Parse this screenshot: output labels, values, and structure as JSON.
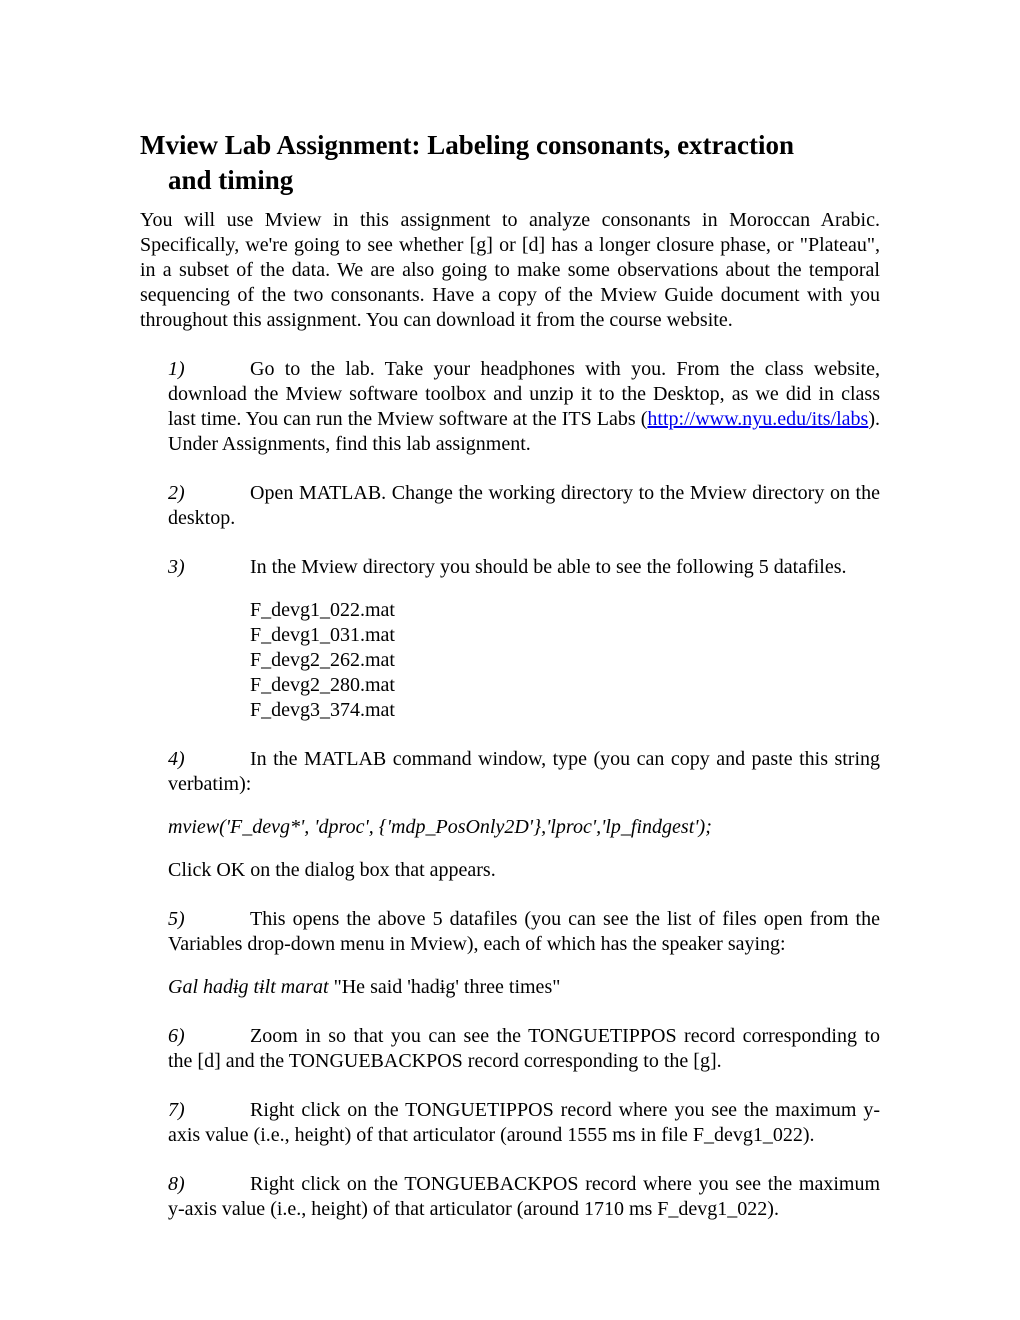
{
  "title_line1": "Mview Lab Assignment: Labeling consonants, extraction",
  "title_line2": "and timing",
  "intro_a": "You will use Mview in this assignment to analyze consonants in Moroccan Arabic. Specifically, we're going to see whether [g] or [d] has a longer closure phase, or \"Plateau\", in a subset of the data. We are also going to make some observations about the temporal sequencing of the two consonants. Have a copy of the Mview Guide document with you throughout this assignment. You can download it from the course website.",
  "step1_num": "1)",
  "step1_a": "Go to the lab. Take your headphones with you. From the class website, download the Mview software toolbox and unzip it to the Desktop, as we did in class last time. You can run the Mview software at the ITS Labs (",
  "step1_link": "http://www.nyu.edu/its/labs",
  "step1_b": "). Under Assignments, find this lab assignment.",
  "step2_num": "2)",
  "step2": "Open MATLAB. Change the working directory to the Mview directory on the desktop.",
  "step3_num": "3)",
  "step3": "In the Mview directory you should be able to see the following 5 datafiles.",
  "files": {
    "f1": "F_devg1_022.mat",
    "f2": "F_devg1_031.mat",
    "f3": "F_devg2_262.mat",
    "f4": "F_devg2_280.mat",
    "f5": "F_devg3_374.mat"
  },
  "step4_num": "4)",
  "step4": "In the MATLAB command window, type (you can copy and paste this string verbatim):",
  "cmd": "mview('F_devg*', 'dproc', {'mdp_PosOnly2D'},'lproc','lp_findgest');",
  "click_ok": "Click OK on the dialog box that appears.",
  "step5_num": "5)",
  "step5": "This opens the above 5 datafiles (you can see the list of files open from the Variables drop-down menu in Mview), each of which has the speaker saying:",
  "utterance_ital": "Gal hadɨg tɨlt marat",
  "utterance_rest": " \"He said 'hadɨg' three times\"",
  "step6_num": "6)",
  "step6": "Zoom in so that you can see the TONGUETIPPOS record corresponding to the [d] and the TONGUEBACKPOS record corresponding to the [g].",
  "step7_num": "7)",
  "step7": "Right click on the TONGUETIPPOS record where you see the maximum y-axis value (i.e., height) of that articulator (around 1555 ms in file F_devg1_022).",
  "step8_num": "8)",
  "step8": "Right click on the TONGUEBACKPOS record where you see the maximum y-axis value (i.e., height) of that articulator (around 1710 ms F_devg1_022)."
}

- - - - -

#### BRIEF:
Write out each entry exactly as given, omitting any picture.

#### ANSWER TO THIS TASK:
Parse this screenshot: output labels, values, and structure as JSON.
{
  "title_line1": "Mview Lab Assignment: Labeling consonants, extraction",
  "title_line2": "and timing",
  "intro_a": "You will use Mview in this assignment to analyze consonants in Moroccan Arabic. Specifically, we're going to see whether [g] or [d] has a longer closure phase, or \"Plateau\", in a subset of the data. We are also going to make some observations about the temporal sequencing of the two consonants. Have a copy of the Mview Guide document with you throughout this assignment. You can download it from the course website.",
  "step1_num": "1)",
  "step1_a": "Go to the lab. Take your headphones with you. From the class website, download the Mview software toolbox and unzip it to the Desktop, as we did in class last time. You can run the Mview software at the ITS Labs (",
  "step1_link": "http://www.nyu.edu/its/labs",
  "step1_b": "). Under Assignments, find this lab assignment.",
  "step2_num": "2)",
  "step2": "Open MATLAB. Change the working directory to the Mview directory on the desktop.",
  "step3_num": "3)",
  "step3": "In the Mview directory you should be able to see the following 5 datafiles.",
  "files": {
    "f1": "F_devg1_022.mat",
    "f2": "F_devg1_031.mat",
    "f3": "F_devg2_262.mat",
    "f4": "F_devg2_280.mat",
    "f5": "F_devg3_374.mat"
  },
  "step4_num": "4)",
  "step4": "In the MATLAB command window, type (you can copy and paste this string verbatim):",
  "cmd": "mview('F_devg*', 'dproc', {'mdp_PosOnly2D'},'lproc','lp_findgest');",
  "click_ok": "Click OK on the dialog box that appears.",
  "step5_num": "5)",
  "step5": "This opens the above 5 datafiles (you can see the list of files open from the Variables drop-down menu in Mview), each of which has the speaker saying:",
  "utterance_ital": "Gal hadɨg tɨlt marat",
  "utterance_rest": " \"He said 'hadɨg' three times\"",
  "step6_num": "6)",
  "step6": "Zoom in so that you can see the TONGUETIPPOS record corresponding to the [d] and the TONGUEBACKPOS record corresponding to the [g].",
  "step7_num": "7)",
  "step7": "Right click on the TONGUETIPPOS record where you see the maximum y-axis value (i.e., height) of that articulator (around 1555 ms in file F_devg1_022).",
  "step8_num": "8)",
  "step8": "Right click on the TONGUEBACKPOS record where you see the maximum y-axis value (i.e., height) of that articulator (around 1710 ms F_devg1_022)."
}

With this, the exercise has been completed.